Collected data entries
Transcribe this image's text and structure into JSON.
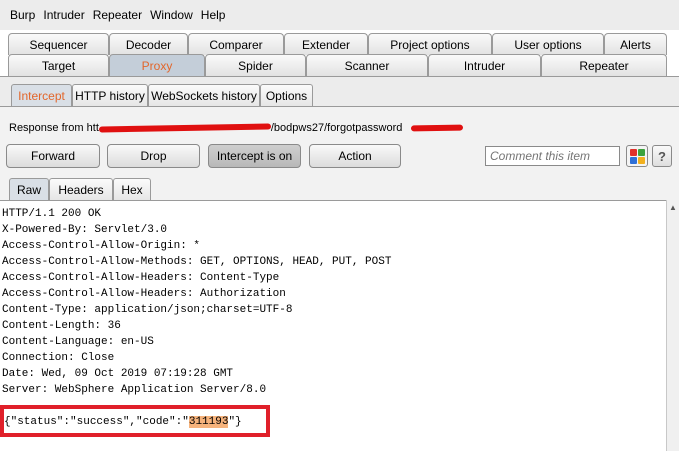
{
  "menu": [
    "Burp",
    "Intruder",
    "Repeater",
    "Window",
    "Help"
  ],
  "tabs_row1": [
    "Sequencer",
    "Decoder",
    "Comparer",
    "Extender",
    "Project options",
    "User options",
    "Alerts"
  ],
  "tabs_row2": [
    "Target",
    "Proxy",
    "Spider",
    "Scanner",
    "Intruder",
    "Repeater"
  ],
  "active_tab": "Proxy",
  "proxy_tabs": [
    "Intercept",
    "HTTP history",
    "WebSockets history",
    "Options"
  ],
  "active_proxy_tab": "Intercept",
  "response": {
    "prefix": "Response from htt",
    "path": "/bodpws27/forgotpassword"
  },
  "buttons": {
    "forward": "Forward",
    "drop": "Drop",
    "intercept": "Intercept is on",
    "action": "Action"
  },
  "comment_placeholder": "Comment this item",
  "color_swatches": [
    "#e0302a",
    "#3ca23c",
    "#2f6fd6",
    "#f2b01e"
  ],
  "help_label": "?",
  "view_tabs": [
    "Raw",
    "Headers",
    "Hex"
  ],
  "active_view_tab": "Raw",
  "headers": [
    "HTTP/1.1 200 OK",
    "X-Powered-By: Servlet/3.0",
    "Access-Control-Allow-Origin: *",
    "Access-Control-Allow-Methods: GET, OPTIONS, HEAD, PUT, POST",
    "Access-Control-Allow-Headers: Content-Type",
    "Access-Control-Allow-Headers: Authorization",
    "Content-Type: application/json;charset=UTF-8",
    "Content-Length: 36",
    "Content-Language: en-US",
    "Connection: Close",
    "Date: Wed, 09 Oct 2019 07:19:28 GMT",
    "Server: WebSphere Application Server/8.0"
  ],
  "body_json": {
    "prefix": "{\"status\":\"success\",\"code\":\"",
    "code": "311193",
    "suffix": "\"}"
  },
  "colors": {
    "active_tab_text": "#e2662b",
    "highlight_border": "#e0202a",
    "code_highlight": "#f6b37c"
  }
}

**Aim of the task**
Return the records exactly. Don't carry the pictures over.

**Complete answer**
Transcribe this image's text and structure into JSON.
{
  "menu": [
    "Burp",
    "Intruder",
    "Repeater",
    "Window",
    "Help"
  ],
  "tabs_row1": [
    "Sequencer",
    "Decoder",
    "Comparer",
    "Extender",
    "Project options",
    "User options",
    "Alerts"
  ],
  "tabs_row2": [
    "Target",
    "Proxy",
    "Spider",
    "Scanner",
    "Intruder",
    "Repeater"
  ],
  "active_tab": "Proxy",
  "proxy_tabs": [
    "Intercept",
    "HTTP history",
    "WebSockets history",
    "Options"
  ],
  "active_proxy_tab": "Intercept",
  "response": {
    "prefix": "Response from htt",
    "path": "/bodpws27/forgotpassword"
  },
  "buttons": {
    "forward": "Forward",
    "drop": "Drop",
    "intercept": "Intercept is on",
    "action": "Action"
  },
  "comment_placeholder": "Comment this item",
  "color_swatches": [
    "#e0302a",
    "#3ca23c",
    "#2f6fd6",
    "#f2b01e"
  ],
  "help_label": "?",
  "view_tabs": [
    "Raw",
    "Headers",
    "Hex"
  ],
  "active_view_tab": "Raw",
  "headers": [
    "HTTP/1.1 200 OK",
    "X-Powered-By: Servlet/3.0",
    "Access-Control-Allow-Origin: *",
    "Access-Control-Allow-Methods: GET, OPTIONS, HEAD, PUT, POST",
    "Access-Control-Allow-Headers: Content-Type",
    "Access-Control-Allow-Headers: Authorization",
    "Content-Type: application/json;charset=UTF-8",
    "Content-Length: 36",
    "Content-Language: en-US",
    "Connection: Close",
    "Date: Wed, 09 Oct 2019 07:19:28 GMT",
    "Server: WebSphere Application Server/8.0"
  ],
  "body_json": {
    "prefix": "{\"status\":\"success\",\"code\":\"",
    "code": "311193",
    "suffix": "\"}"
  },
  "colors": {
    "active_tab_text": "#e2662b",
    "highlight_border": "#e0202a",
    "code_highlight": "#f6b37c"
  }
}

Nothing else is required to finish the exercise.